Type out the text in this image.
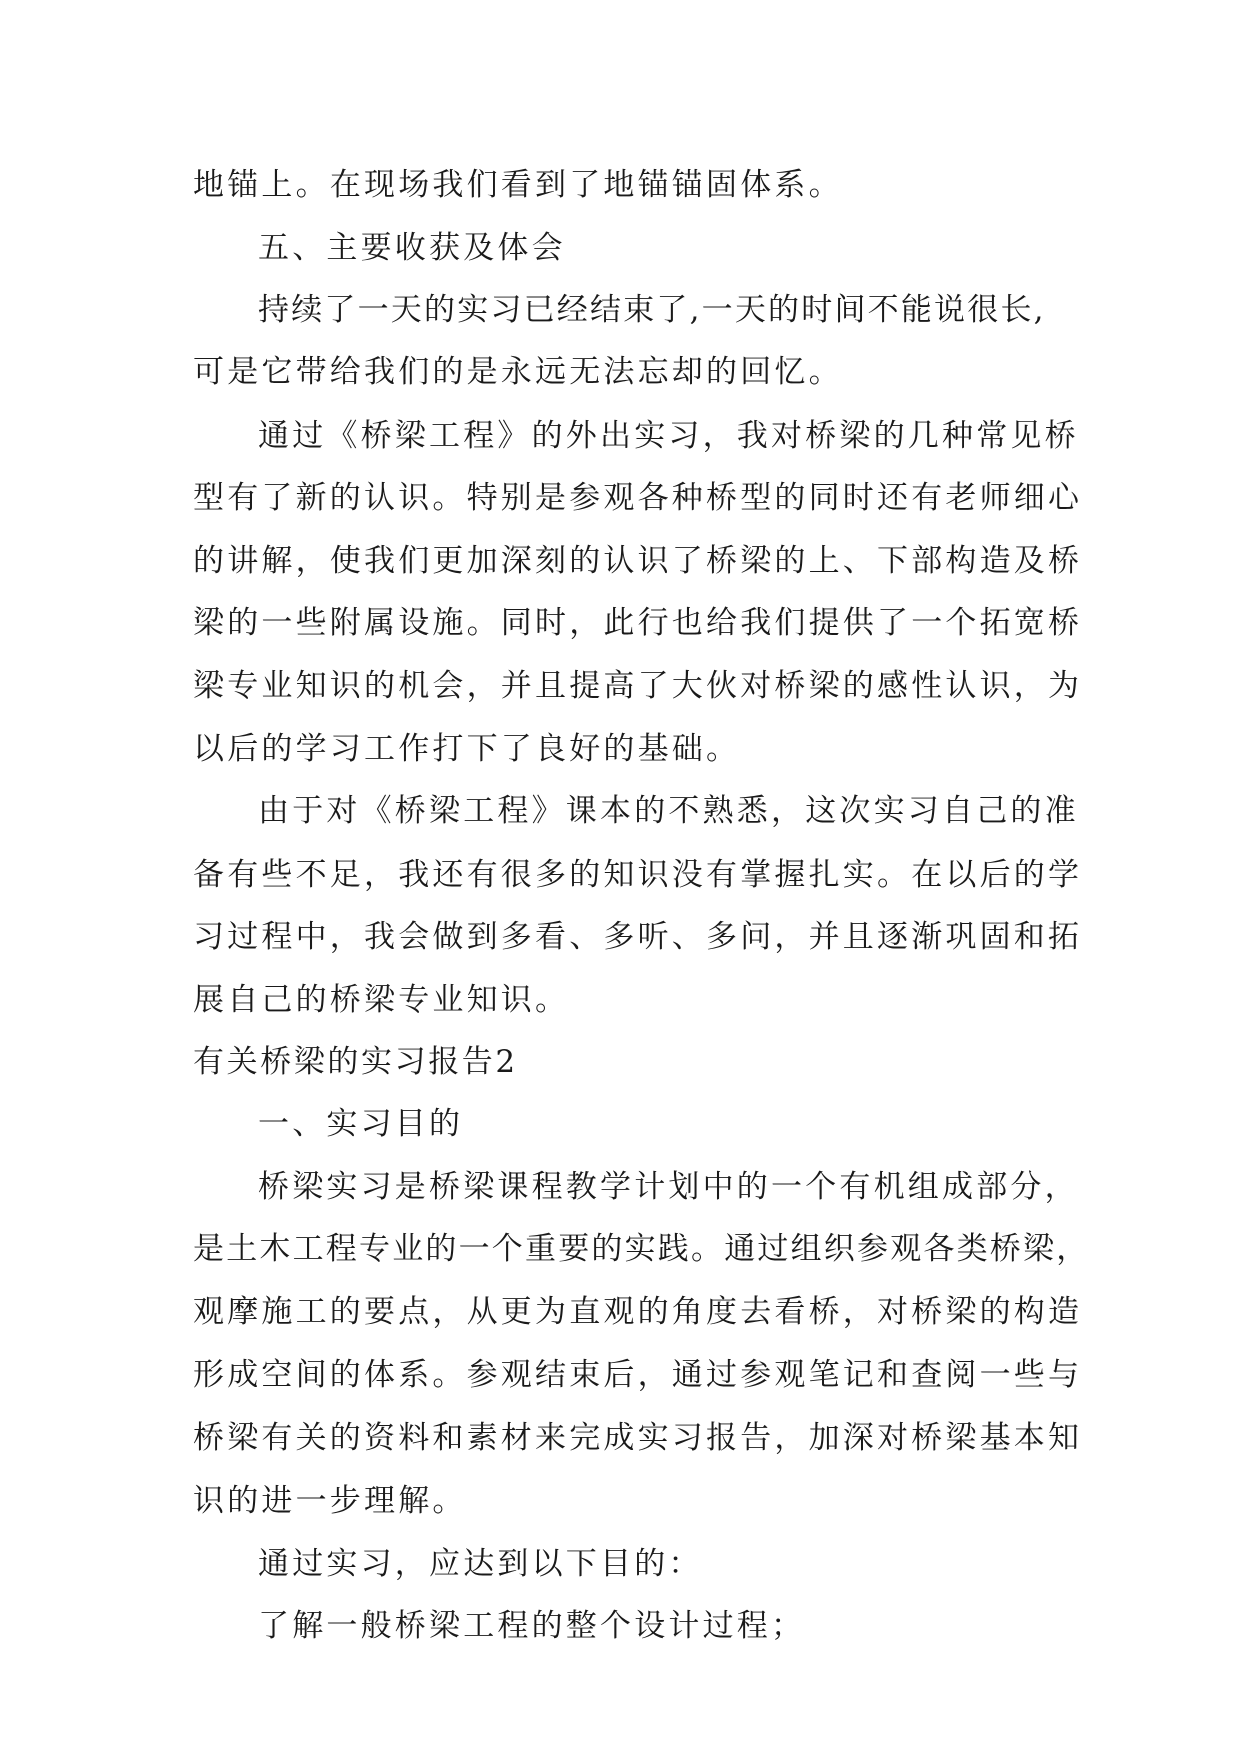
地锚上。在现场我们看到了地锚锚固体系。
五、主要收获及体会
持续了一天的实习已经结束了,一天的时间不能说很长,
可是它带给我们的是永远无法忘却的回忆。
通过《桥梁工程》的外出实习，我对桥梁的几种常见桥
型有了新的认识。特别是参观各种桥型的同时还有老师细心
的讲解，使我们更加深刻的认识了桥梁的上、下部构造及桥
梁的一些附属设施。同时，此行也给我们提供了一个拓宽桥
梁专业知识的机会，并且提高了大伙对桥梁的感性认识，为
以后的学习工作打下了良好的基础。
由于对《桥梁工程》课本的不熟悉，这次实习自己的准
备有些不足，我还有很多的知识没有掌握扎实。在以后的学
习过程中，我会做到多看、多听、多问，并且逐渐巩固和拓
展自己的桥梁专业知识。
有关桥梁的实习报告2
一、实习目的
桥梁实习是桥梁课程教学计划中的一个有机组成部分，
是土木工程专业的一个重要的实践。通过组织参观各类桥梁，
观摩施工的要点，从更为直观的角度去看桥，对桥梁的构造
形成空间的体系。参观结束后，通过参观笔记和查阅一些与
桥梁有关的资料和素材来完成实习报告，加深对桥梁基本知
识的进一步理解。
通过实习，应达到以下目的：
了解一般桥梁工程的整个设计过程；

• • • •

= WORK TO DO =
Copy the data character for character, but drop all pictures from the copy.

= CORRECT RESULT =
Type out the text in this image.
地锚上。在现场我们看到了地锚锚固体系。
五、主要收获及体会
持续了一天的实习已经结束了,一天的时间不能说很长,
可是它带给我们的是永远无法忘却的回忆。
通过《桥梁工程》的外出实习，我对桥梁的几种常见桥
型有了新的认识。特别是参观各种桥型的同时还有老师细心
的讲解，使我们更加深刻的认识了桥梁的上、下部构造及桥
梁的一些附属设施。同时，此行也给我们提供了一个拓宽桥
梁专业知识的机会，并且提高了大伙对桥梁的感性认识，为
以后的学习工作打下了良好的基础。
由于对《桥梁工程》课本的不熟悉，这次实习自己的准
备有些不足，我还有很多的知识没有掌握扎实。在以后的学
习过程中，我会做到多看、多听、多问，并且逐渐巩固和拓
展自己的桥梁专业知识。
有关桥梁的实习报告2
一、实习目的
桥梁实习是桥梁课程教学计划中的一个有机组成部分，
是土木工程专业的一个重要的实践。通过组织参观各类桥梁，
观摩施工的要点，从更为直观的角度去看桥，对桥梁的构造
形成空间的体系。参观结束后，通过参观笔记和查阅一些与
桥梁有关的资料和素材来完成实习报告，加深对桥梁基本知
识的进一步理解。
通过实习，应达到以下目的：
了解一般桥梁工程的整个设计过程；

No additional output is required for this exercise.